Description of the task. Answer with one number: the count of lines in the listing below that hold the word "legend".

╭─ Supplied records

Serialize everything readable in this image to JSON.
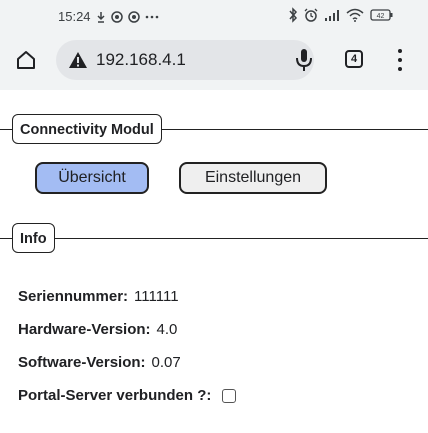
{
  "status_bar": {
    "time": "15:24"
  },
  "browser": {
    "url": "192.168.4.1",
    "tab_count": "4"
  },
  "module_section": {
    "legend": "Connectivity Modul",
    "buttons": {
      "overview_label": "Übersicht",
      "settings_label": "Einstellungen"
    }
  },
  "info_section": {
    "legend": "Info",
    "rows": [
      {
        "label": "Seriennummer:",
        "value": "111111"
      },
      {
        "label": "Hardware-Version:",
        "value": "4.0"
      },
      {
        "label": "Software-Version:",
        "value": "0.07"
      },
      {
        "label": "Portal-Server verbunden ?:",
        "value": ""
      }
    ],
    "portal_connected": false
  },
  "colors": {
    "primary_button": "#a3bcf3",
    "secondary_button": "#efefef",
    "chrome_bg": "#f1f3f4",
    "urlbar_bg": "#e3e5e8"
  }
}
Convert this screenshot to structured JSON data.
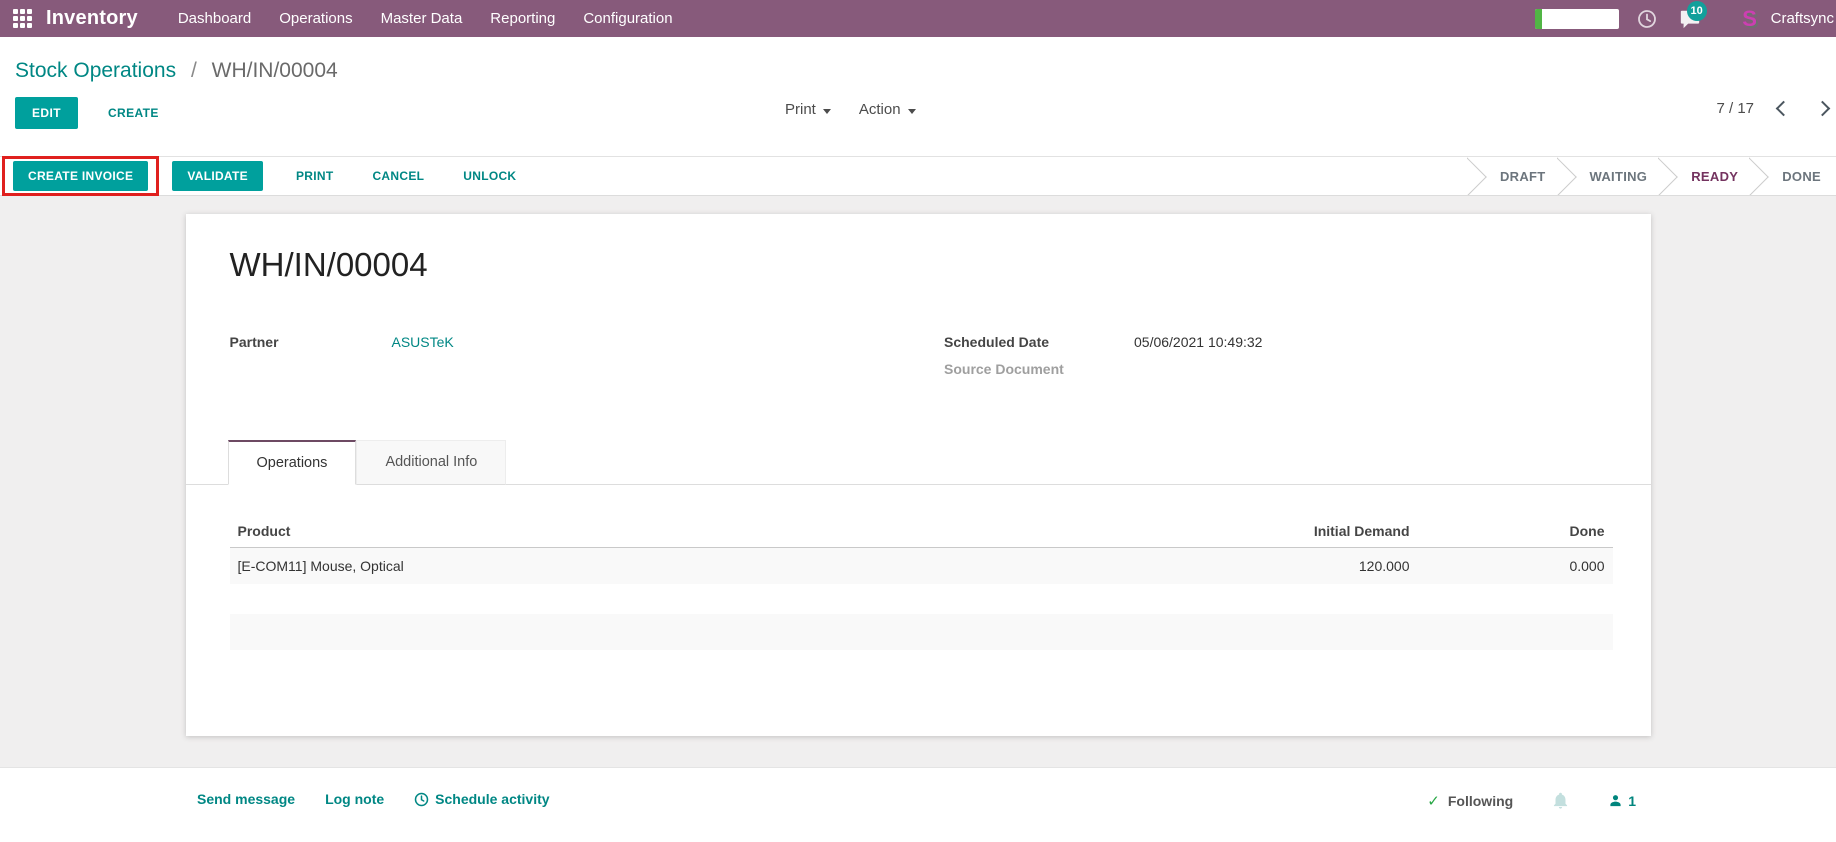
{
  "topbar": {
    "app_name": "Inventory",
    "menus": [
      "Dashboard",
      "Operations",
      "Master Data",
      "Reporting",
      "Configuration"
    ],
    "systray": {
      "messages_badge": "10",
      "user_initial": "S",
      "user_name": "Craftsync"
    }
  },
  "control_panel": {
    "breadcrumb": {
      "parent": "Stock Operations",
      "separator": "/",
      "current": "WH/IN/00004"
    },
    "edit_button": "EDIT",
    "create_button": "CREATE",
    "print_menu": "Print",
    "action_menu": "Action",
    "pager": "7 / 17"
  },
  "statusbar": {
    "buttons": [
      {
        "label": "CREATE INVOICE",
        "style": "primary",
        "highlighted": true
      },
      {
        "label": "VALIDATE",
        "style": "primary",
        "highlighted": false
      },
      {
        "label": "PRINT",
        "style": "link",
        "highlighted": false
      },
      {
        "label": "CANCEL",
        "style": "link",
        "highlighted": false
      },
      {
        "label": "UNLOCK",
        "style": "link",
        "highlighted": false
      }
    ],
    "states": [
      {
        "label": "DRAFT",
        "active": false
      },
      {
        "label": "WAITING",
        "active": false
      },
      {
        "label": "READY",
        "active": true
      },
      {
        "label": "DONE",
        "active": false
      }
    ]
  },
  "form": {
    "title": "WH/IN/00004",
    "fields": {
      "partner": {
        "label": "Partner",
        "value": "ASUSTeK"
      },
      "scheduled_date": {
        "label": "Scheduled Date",
        "value": "05/06/2021 10:49:32"
      },
      "source_document": {
        "label": "Source Document",
        "value": ""
      }
    },
    "tabs": [
      {
        "label": "Operations",
        "active": true
      },
      {
        "label": "Additional Info",
        "active": false
      }
    ],
    "table": {
      "columns": [
        "Product",
        "Initial Demand",
        "Done"
      ],
      "rows": [
        {
          "product": "[E-COM11] Mouse, Optical",
          "initial_demand": "120.000",
          "done": "0.000"
        }
      ]
    }
  },
  "chatter": {
    "send_message": "Send message",
    "log_note": "Log note",
    "schedule_activity": "Schedule activity",
    "following_label": "Following",
    "followers_count": "1"
  },
  "icons": {
    "apps": "grid-3x3",
    "topbar_clock": "clock",
    "messages": "chat-bubble",
    "pager_prev": "chevron-left",
    "pager_next": "chevron-right",
    "dropdown": "caret-down",
    "schedule": "clock",
    "following_check": "check",
    "notification": "bell",
    "followers": "person"
  },
  "colors": {
    "topbar_bg": "#875a7b",
    "primary_button": "#00a09d",
    "link_teal": "#008784",
    "active_state": "#74335f",
    "highlight_red": "#e0201e",
    "check_green": "#28a745",
    "timer_green": "#51b545",
    "content_bg": "#f0efef"
  }
}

╰─

Task answer. 2